**Was zu tun ist**
Schreiben Sie aus dem Text über Elisabeth Selbert alles ab „Dass sich der“ bis einschließlich „Parlamentarischen Rat durchsetzte.“ Wort für Wort ab.

**Seitentext**
---

Bald nach dem Zweiten Weltkrieg wurde Elisabeth Selbert von der amerikanischen Besatzungsmacht eine große Wohnung in der Goethestraße 74 zugewiesen, in der sie auch ihre Kanzlei betrieb und die zudem als Treffpunkt für Sitzungen der Kasseler Sozialdemokraten diente.

Dass sich der Grundsatz der Gleichberechtigung in der deutschen Verfassung wiederfindet, gilt heutzutage als selbstverständlich. Aber als nach Ende des Zweiten Weltkriegs eine deutsche Verfassung entstehen soll, ist der Grundgedanke der in allen Bereichen der Gesellschaft verwirklichten Gleichberechtigung eine nahezu utopische Vorstellung. Dass die Formulierung: „Männer und Frauen sind gleichberechtigt“ uneingeschränkt in unserer Verfassung auftaucht, verdanken wir vor allem dem beherzten Einsatz von Elisabeth Selbert, die ihn u. a. durch die Mobilisierung einer breiten (Frauen-) Öffentlichkeit im Parlamentarischen Rat durchsetzte.

---

**Erfasste Daten**
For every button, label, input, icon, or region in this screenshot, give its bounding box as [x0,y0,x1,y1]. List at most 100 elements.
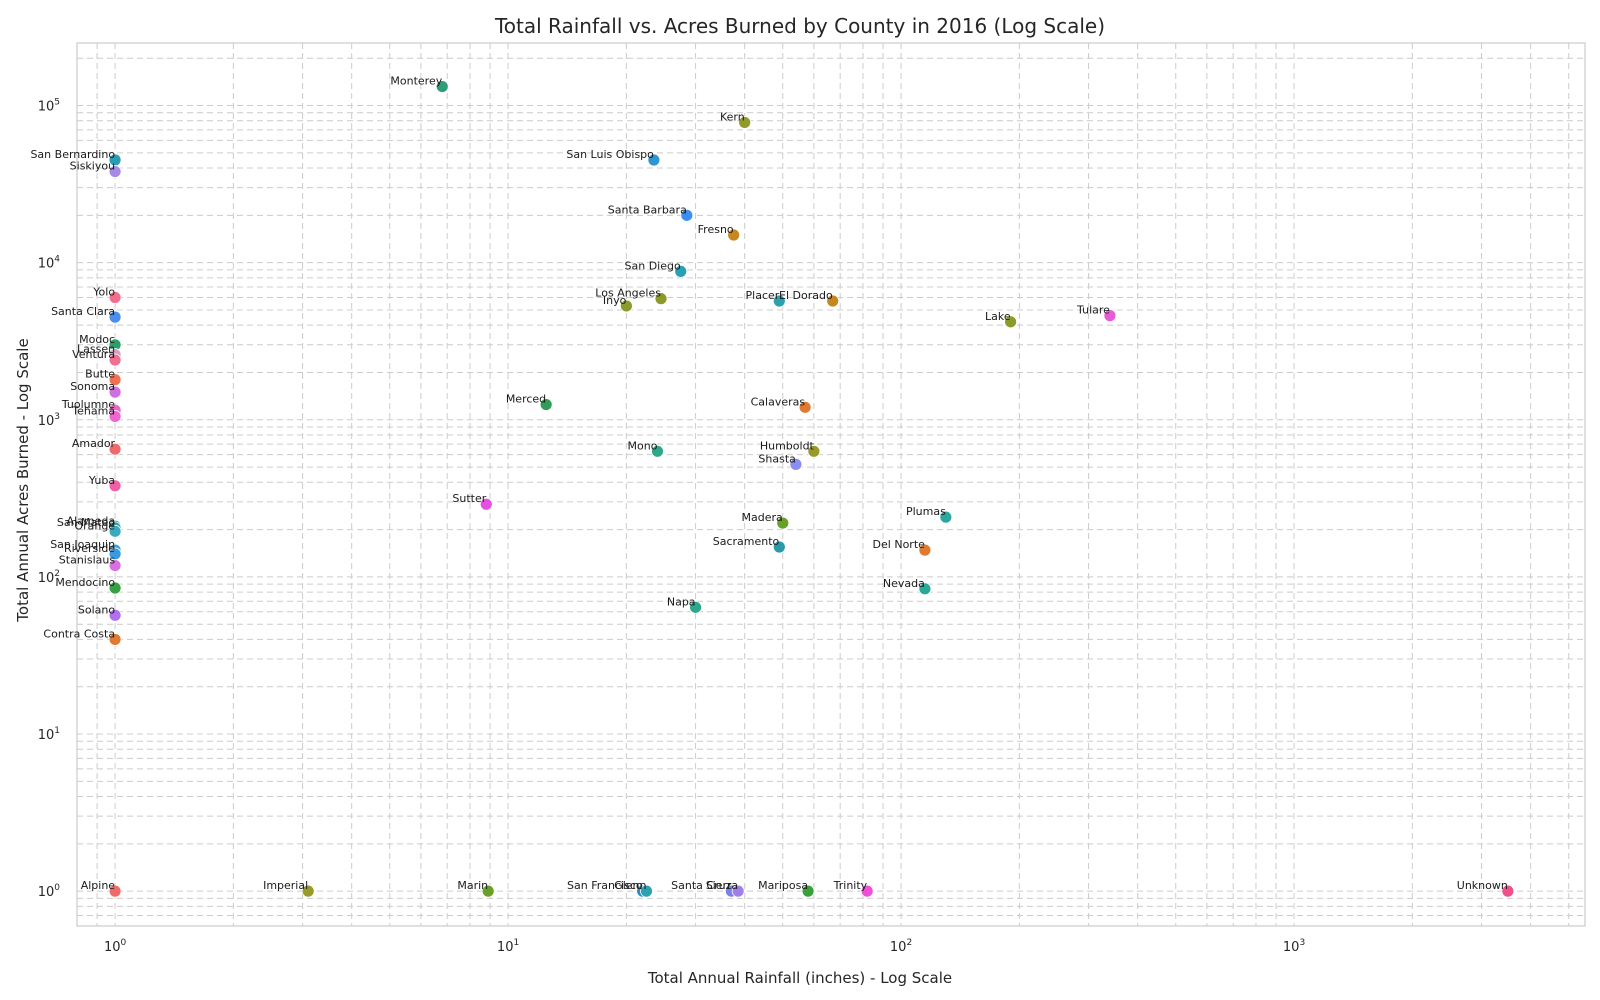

---

**Lösung der Übung**
Dass sich der Grundsatz der Gleichberechtigung in der deutschen Verfassung wiederfindet, gilt heutzutage als selbstverständlich. Aber als nach Ende des Zweiten Weltkriegs eine deutsche Verfassung entstehen soll, ist der Grundgedanke der in allen Bereichen der Gesellschaft verwirklichten Gleichberechtigung eine nahezu utopische Vorstellung. Dass die Formulierung: „Männer und Frauen sind gleichberechtigt“ uneingeschränkt in unserer Verfassung auftaucht, verdanken wir vor allem dem beherzten Einsatz von Elisabeth Selbert, die ihn u. a. durch die Mobilisierung einer breiten (Frauen-) Öffentlichkeit im Parlamentarischen Rat durchsetzte.